DATASET CONTENT ▸
····················

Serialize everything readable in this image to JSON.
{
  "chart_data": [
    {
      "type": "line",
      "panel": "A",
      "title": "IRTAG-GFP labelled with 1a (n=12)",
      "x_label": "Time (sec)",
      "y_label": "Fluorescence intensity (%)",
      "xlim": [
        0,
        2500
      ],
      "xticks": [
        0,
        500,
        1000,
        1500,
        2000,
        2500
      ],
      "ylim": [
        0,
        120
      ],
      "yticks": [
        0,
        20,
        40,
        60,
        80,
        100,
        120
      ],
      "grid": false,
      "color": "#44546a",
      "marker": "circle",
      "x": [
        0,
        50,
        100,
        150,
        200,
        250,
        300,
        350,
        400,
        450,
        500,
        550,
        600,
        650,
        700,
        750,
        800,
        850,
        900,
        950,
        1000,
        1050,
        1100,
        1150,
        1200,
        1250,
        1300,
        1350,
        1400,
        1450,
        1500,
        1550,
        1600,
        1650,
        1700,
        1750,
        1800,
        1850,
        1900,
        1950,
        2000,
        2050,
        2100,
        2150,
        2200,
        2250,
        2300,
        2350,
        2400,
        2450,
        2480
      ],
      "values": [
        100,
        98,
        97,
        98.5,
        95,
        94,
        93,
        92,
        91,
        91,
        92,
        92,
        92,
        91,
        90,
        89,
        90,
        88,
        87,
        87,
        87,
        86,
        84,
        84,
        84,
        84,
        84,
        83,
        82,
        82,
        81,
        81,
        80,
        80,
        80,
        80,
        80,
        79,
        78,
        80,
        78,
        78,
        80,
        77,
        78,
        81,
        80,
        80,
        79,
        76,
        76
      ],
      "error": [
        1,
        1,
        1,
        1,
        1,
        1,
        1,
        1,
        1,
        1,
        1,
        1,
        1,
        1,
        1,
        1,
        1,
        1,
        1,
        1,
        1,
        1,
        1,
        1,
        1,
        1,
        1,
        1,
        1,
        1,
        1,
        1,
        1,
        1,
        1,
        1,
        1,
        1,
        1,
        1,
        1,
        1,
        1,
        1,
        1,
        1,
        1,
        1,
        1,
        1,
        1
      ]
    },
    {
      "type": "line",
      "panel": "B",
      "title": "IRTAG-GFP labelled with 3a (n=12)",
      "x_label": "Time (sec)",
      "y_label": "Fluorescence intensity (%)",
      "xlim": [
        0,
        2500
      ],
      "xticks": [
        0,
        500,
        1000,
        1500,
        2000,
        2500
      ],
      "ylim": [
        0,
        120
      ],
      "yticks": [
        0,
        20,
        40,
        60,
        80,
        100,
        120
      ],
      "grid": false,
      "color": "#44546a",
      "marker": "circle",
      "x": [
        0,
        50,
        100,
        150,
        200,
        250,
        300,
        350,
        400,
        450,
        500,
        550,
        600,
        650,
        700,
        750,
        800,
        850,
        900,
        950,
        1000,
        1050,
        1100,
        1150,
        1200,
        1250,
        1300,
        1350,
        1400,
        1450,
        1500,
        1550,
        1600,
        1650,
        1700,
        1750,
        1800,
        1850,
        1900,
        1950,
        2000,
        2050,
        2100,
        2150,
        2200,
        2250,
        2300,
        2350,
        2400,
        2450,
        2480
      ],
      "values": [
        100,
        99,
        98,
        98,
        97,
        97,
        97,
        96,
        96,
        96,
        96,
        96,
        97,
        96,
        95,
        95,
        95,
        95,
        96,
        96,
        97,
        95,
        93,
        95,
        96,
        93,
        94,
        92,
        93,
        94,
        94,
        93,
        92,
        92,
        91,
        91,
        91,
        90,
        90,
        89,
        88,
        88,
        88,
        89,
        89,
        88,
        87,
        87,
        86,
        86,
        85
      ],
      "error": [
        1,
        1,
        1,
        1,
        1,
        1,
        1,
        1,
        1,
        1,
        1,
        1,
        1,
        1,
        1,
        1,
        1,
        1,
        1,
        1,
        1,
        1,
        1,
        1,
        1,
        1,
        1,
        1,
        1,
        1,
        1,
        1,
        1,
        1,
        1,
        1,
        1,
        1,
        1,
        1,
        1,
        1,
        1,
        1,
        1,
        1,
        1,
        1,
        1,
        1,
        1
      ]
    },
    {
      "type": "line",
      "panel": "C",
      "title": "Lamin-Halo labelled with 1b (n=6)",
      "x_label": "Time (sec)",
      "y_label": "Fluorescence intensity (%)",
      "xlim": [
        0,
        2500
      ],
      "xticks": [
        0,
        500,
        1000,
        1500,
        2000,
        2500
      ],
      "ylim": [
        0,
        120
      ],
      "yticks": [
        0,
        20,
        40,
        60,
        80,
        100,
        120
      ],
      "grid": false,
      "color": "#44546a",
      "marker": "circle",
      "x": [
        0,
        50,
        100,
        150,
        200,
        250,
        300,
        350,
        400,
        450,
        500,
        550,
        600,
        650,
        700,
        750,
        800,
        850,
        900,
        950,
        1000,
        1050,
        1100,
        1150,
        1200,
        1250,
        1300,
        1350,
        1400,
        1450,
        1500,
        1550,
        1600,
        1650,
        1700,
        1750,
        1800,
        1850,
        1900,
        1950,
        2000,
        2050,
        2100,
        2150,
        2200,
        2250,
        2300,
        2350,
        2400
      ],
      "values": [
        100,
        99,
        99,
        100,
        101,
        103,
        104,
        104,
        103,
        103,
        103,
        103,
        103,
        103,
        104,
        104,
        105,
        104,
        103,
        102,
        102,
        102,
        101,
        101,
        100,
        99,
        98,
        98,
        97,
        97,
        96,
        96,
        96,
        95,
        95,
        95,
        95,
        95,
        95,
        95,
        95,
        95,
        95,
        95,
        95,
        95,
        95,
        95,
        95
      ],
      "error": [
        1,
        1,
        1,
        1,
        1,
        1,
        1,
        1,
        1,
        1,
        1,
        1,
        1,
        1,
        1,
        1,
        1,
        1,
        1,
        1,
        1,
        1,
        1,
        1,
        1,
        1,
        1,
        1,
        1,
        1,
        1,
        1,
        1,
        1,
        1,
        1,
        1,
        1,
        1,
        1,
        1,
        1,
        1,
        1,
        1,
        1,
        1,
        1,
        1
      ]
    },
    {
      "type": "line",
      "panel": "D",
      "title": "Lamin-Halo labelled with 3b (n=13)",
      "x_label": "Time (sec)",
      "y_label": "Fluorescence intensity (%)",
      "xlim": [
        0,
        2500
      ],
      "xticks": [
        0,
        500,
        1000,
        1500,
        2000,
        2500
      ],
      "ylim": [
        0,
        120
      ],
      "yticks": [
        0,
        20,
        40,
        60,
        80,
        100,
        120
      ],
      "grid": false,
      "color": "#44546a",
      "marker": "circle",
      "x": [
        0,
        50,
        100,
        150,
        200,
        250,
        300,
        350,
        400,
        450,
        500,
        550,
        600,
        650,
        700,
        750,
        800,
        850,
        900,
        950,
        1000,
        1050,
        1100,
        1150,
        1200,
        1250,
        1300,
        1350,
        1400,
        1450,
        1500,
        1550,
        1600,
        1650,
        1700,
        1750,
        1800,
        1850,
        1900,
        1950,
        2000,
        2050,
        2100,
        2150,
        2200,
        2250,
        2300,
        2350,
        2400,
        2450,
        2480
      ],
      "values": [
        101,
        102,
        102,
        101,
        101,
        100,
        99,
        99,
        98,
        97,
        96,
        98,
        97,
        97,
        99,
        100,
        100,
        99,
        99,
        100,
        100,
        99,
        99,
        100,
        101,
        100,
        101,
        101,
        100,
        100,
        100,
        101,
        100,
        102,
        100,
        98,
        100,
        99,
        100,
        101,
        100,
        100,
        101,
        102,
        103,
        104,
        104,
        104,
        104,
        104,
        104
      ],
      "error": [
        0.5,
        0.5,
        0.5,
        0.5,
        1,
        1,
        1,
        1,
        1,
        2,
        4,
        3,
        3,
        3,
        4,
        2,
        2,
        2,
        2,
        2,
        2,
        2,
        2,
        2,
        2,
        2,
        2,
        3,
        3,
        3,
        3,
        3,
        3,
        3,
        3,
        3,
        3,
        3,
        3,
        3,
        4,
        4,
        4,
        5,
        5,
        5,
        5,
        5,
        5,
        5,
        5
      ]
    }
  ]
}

····················

SET TASK ▸
Select, from the listing, all lines that include the word "IRTAG".

RESULT ▸
      "title": "IRTAG-GFP labelled with 1a (n=12)",
      "title": "IRTAG-GFP labelled with 3a (n=12)",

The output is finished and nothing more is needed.